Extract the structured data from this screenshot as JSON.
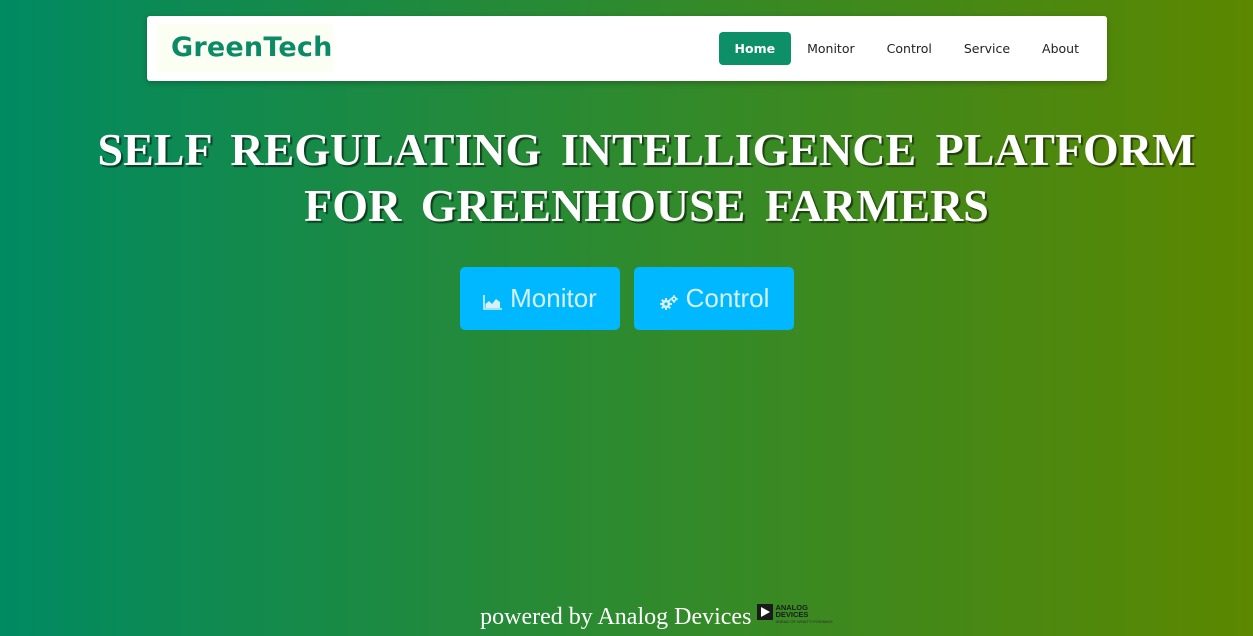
{
  "nav": {
    "brand": "GreenTech",
    "links": [
      "Home",
      "Monitor",
      "Control",
      "Service",
      "About"
    ]
  },
  "hero": {
    "title_line1": "SELF REGULATING INTELLIGENCE PLATFORM",
    "title_line2": "FOR GREENHOUSE FARMERS"
  },
  "actions": {
    "monitor": {
      "label": "Monitor",
      "icon": "area-chart-icon"
    },
    "control": {
      "label": "Control",
      "icon": "gears-icon"
    }
  },
  "footer": {
    "powered_by": "powered by Analog Devices",
    "logo_name_line1": "ANALOG",
    "logo_name_line2": "DEVICES",
    "logo_tagline": "AHEAD OF WHAT'S POSSIBLE"
  },
  "colors": {
    "gradient_start": "#008a62",
    "gradient_end": "#5c8700",
    "brand": "#0c8a66",
    "nav_active": "#0d9068",
    "button": "#00b8ff"
  }
}
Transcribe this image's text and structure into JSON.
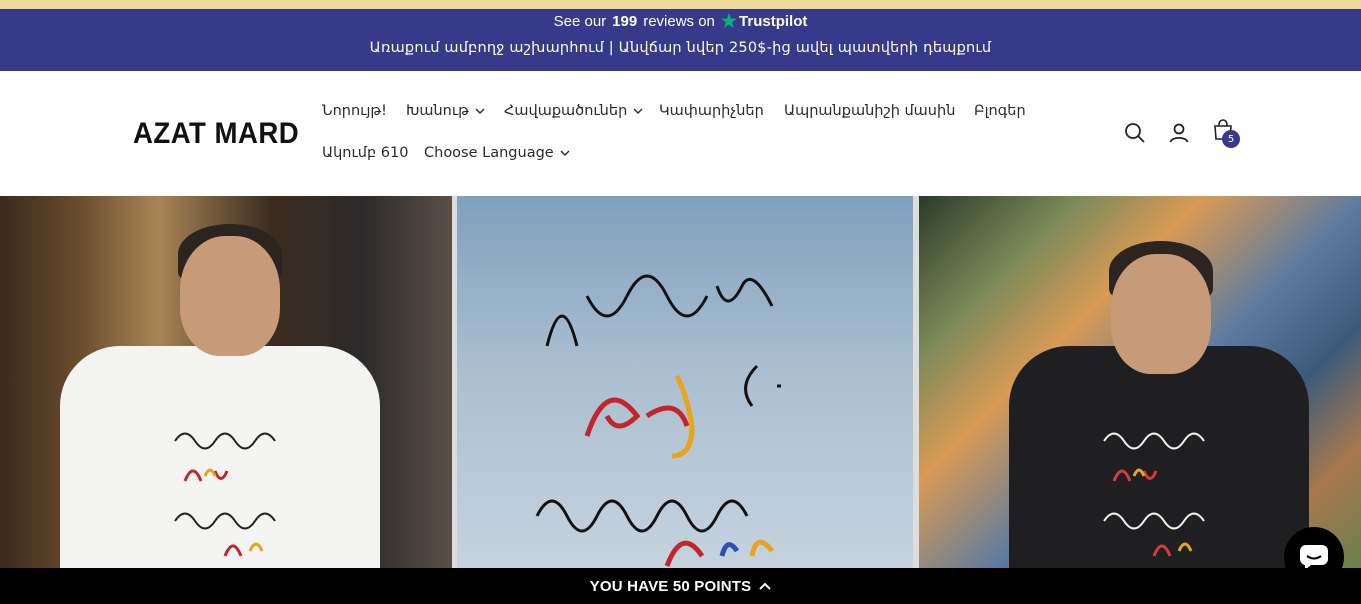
{
  "announcement": {
    "trustpilot_prefix": "See our",
    "trustpilot_count": "199",
    "trustpilot_suffix": "reviews on",
    "trustpilot_brand": "Trustpilot",
    "shipping_text": "Առաքում ամբողջ աշխարհում | Անվճար նվեր 250$-ից ավել պատվերի դեպքում"
  },
  "header": {
    "logo": "AZAT MARD",
    "nav": [
      {
        "label": "Նորույթ!"
      },
      {
        "label": "Խանութ"
      },
      {
        "label": "Հավաքածուներ"
      },
      {
        "label": "Կափարիչներ"
      },
      {
        "label": "Ապրանքանիշի մասին"
      },
      {
        "label": "Բլոգեր"
      },
      {
        "label": "Ակումբ 610"
      },
      {
        "label": "Choose Language"
      }
    ],
    "cart_count": "5"
  },
  "hero": {
    "icons": [
      "shirt-back-image",
      "script-print-image",
      "shirt-back-image"
    ]
  },
  "points_bar": {
    "label": "YOU HAVE 50 POINTS"
  },
  "colors": {
    "accent": "#37398b",
    "top_strip": "#f2d998",
    "trustpilot_star": "#00b67a"
  }
}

===

• _WRITTEN EXERCISE_
Write out again every line above exactly as given; the pictures do not belong in the copy.

• _RESULT FOR THIS TASK_
Extract the structured data from this screenshot as JSON.
{
  "nav": {
    "brand": "GreenTech",
    "links": [
      "Home",
      "Monitor",
      "Control",
      "Service",
      "About"
    ]
  },
  "hero": {
    "title_line1": "SELF REGULATING INTELLIGENCE PLATFORM",
    "title_line2": "FOR GREENHOUSE FARMERS"
  },
  "actions": {
    "monitor": {
      "label": "Monitor",
      "icon": "area-chart-icon"
    },
    "control": {
      "label": "Control",
      "icon": "gears-icon"
    }
  },
  "footer": {
    "powered_by": "powered by Analog Devices",
    "logo_name_line1": "ANALOG",
    "logo_name_line2": "DEVICES",
    "logo_tagline": "AHEAD OF WHAT'S POSSIBLE"
  },
  "colors": {
    "gradient_start": "#008a62",
    "gradient_end": "#5c8700",
    "brand": "#0c8a66",
    "nav_active": "#0d9068",
    "button": "#00b8ff"
  }
}
Transcribe this image's text and structure into JSON.
{
  "announcement": {
    "trustpilot_prefix": "See our",
    "trustpilot_count": "199",
    "trustpilot_suffix": "reviews on",
    "trustpilot_brand": "Trustpilot",
    "shipping_text": "Առաքում ամբողջ աշխարհում | Անվճար նվեր 250$-ից ավել պատվերի դեպքում"
  },
  "header": {
    "logo": "AZAT MARD",
    "nav": [
      {
        "label": "Նորույթ!"
      },
      {
        "label": "Խանութ"
      },
      {
        "label": "Հավաքածուներ"
      },
      {
        "label": "Կափարիչներ"
      },
      {
        "label": "Ապրանքանիշի մասին"
      },
      {
        "label": "Բլոգեր"
      },
      {
        "label": "Ակումբ 610"
      },
      {
        "label": "Choose Language"
      }
    ],
    "cart_count": "5"
  },
  "hero": {
    "icons": [
      "shirt-back-image",
      "script-print-image",
      "shirt-back-image"
    ]
  },
  "points_bar": {
    "label": "YOU HAVE 50 POINTS"
  },
  "colors": {
    "accent": "#37398b",
    "top_strip": "#f2d998",
    "trustpilot_star": "#00b67a"
  }
}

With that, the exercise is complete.